Brief
Copy every line of the data that contains the string "values".

--- begin ---

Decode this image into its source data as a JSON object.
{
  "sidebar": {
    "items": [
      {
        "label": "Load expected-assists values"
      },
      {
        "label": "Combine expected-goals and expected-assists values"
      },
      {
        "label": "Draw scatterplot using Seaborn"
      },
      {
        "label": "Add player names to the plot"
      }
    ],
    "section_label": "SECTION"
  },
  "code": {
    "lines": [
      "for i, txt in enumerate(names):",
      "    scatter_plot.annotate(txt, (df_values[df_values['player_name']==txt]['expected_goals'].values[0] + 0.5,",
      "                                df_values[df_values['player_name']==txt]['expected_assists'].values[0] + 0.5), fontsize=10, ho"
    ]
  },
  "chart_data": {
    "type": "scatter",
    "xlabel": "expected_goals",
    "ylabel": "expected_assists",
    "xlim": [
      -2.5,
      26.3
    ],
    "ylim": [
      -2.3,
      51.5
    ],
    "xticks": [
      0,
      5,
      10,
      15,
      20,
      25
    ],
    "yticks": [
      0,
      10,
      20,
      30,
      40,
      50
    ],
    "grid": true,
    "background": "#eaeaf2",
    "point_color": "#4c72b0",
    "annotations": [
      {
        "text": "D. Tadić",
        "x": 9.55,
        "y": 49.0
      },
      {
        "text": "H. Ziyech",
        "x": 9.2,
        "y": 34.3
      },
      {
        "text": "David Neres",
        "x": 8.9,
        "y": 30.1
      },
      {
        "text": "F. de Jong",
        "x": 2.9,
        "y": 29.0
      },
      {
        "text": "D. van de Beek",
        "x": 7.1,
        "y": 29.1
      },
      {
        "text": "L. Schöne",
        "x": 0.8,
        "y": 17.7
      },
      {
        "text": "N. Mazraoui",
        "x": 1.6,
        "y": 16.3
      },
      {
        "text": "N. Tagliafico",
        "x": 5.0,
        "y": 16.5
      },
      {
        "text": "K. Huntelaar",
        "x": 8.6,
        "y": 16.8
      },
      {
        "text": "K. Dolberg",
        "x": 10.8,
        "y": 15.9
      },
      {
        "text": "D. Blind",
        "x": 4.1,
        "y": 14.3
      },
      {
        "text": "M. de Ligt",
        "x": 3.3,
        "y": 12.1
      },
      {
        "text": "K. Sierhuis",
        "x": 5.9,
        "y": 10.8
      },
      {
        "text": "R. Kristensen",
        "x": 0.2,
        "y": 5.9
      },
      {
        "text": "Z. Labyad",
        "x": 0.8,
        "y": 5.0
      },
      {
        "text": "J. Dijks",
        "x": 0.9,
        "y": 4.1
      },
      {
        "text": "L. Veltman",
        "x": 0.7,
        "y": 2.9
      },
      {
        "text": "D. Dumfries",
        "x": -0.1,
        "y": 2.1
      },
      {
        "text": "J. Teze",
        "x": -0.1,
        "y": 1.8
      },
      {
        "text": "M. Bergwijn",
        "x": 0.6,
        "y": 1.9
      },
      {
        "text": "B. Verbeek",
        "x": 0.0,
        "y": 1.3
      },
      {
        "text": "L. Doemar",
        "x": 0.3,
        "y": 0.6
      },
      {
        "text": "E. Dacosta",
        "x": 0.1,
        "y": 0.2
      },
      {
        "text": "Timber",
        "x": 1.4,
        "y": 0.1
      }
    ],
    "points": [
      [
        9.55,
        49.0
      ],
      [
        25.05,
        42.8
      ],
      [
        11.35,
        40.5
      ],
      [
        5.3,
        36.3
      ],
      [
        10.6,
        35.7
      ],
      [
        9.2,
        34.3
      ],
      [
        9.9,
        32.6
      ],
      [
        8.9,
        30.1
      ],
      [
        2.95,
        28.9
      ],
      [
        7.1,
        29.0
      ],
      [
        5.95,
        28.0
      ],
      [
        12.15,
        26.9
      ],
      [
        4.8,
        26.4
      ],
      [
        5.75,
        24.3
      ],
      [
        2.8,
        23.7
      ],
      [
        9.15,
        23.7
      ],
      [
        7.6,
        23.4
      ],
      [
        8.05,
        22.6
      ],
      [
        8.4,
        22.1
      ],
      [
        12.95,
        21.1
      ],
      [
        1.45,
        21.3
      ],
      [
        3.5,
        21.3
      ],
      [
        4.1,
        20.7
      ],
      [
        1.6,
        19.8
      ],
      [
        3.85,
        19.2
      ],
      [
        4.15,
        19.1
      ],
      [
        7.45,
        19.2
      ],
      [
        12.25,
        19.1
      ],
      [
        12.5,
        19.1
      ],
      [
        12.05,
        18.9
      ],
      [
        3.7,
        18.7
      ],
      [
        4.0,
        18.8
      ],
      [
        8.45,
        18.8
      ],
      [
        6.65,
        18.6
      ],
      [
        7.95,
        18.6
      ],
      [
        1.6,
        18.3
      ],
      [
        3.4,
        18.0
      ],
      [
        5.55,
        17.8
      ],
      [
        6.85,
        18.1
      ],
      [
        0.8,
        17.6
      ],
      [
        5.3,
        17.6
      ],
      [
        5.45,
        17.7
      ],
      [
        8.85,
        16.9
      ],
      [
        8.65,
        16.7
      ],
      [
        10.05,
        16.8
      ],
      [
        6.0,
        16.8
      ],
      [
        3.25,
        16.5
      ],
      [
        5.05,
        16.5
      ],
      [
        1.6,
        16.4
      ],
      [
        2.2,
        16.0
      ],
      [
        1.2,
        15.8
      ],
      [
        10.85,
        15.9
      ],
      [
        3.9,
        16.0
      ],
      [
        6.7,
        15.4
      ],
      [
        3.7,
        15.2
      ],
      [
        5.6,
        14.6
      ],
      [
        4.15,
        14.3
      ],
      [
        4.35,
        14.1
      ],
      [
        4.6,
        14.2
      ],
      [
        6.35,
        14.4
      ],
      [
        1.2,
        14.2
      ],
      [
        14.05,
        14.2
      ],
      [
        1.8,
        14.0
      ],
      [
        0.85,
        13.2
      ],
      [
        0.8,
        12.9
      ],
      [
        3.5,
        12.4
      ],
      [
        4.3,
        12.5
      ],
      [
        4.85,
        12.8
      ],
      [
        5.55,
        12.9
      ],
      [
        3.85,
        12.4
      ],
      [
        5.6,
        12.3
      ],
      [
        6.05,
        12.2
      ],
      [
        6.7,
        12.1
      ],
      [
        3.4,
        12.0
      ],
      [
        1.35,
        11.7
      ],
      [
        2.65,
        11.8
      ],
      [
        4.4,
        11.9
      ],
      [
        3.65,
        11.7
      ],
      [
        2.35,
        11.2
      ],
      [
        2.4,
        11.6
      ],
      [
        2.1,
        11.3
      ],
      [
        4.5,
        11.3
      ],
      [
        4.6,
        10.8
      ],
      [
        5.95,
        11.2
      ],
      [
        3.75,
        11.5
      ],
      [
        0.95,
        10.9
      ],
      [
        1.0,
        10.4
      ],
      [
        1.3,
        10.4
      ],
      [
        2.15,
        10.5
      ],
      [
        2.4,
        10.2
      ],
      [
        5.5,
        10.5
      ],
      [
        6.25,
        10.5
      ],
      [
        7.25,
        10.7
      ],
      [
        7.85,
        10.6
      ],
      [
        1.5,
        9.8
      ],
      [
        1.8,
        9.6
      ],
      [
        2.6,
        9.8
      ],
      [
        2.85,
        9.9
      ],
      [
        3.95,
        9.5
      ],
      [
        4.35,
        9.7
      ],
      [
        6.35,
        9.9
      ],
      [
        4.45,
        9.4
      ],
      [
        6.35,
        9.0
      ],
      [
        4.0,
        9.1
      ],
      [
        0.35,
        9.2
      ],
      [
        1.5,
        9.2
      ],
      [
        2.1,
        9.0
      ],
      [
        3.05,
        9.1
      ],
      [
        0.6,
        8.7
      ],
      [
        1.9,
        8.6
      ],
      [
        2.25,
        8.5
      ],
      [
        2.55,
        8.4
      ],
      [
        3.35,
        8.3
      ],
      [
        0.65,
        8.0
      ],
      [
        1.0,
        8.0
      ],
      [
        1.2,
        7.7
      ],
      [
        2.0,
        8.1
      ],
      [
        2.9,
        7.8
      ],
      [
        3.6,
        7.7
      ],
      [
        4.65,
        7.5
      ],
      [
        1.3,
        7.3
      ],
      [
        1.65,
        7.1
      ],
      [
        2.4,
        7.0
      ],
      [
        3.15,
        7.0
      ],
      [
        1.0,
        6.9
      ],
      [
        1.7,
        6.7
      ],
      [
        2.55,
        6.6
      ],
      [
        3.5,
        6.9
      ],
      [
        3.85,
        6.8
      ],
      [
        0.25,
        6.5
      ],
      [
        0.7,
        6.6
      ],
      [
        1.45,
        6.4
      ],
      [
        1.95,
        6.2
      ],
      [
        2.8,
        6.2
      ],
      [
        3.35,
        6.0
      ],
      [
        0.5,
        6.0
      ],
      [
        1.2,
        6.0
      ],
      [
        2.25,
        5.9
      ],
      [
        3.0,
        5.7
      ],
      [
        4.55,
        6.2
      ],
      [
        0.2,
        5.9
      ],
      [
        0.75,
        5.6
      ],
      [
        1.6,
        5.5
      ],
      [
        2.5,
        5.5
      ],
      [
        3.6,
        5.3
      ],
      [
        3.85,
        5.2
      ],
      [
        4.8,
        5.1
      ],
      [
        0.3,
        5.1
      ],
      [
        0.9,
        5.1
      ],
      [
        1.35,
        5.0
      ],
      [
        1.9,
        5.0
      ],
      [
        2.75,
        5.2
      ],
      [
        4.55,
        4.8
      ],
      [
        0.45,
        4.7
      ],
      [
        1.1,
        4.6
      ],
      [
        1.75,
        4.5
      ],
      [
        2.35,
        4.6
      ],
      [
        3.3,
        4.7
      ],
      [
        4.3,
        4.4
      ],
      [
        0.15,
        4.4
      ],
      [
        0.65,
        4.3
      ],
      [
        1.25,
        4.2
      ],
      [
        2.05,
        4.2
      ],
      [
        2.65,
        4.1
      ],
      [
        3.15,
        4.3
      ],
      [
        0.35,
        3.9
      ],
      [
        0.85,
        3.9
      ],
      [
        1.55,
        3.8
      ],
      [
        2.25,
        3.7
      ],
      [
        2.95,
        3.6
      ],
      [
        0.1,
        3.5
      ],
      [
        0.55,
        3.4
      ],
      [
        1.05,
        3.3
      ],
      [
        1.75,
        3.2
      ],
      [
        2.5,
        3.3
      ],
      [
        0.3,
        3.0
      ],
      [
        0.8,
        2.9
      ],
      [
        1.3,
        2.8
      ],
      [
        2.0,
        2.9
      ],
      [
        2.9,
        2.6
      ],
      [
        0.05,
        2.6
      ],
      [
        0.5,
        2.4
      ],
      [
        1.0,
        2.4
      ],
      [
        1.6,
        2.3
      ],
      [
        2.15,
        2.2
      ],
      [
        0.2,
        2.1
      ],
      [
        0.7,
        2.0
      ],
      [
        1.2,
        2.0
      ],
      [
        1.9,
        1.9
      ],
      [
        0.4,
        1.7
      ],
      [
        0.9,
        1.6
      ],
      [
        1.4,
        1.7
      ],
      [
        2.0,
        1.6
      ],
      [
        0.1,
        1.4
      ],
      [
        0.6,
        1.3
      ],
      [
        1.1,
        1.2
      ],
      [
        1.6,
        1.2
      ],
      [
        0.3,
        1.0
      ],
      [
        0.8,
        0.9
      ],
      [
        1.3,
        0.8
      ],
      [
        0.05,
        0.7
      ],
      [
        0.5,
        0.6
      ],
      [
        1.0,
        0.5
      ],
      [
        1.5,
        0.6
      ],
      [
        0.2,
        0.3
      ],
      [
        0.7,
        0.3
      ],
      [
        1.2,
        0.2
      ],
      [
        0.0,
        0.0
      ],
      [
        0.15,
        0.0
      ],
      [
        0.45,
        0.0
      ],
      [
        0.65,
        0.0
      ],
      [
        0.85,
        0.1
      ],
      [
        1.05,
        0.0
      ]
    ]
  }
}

--- end ---

Answer to the problem
        "label": "Load expected-assists values"
        "label": "Combine expected-goals and expected-assists values"
      "    scatter_plot.annotate(txt, (df_values[df_values['player_name']==txt]['expected_goals'].values[0] + 0.5,",
      "                                df_values[df_values['player_name']==txt]['expected_assists'].values[0] + 0.5), fontsize=10, ho"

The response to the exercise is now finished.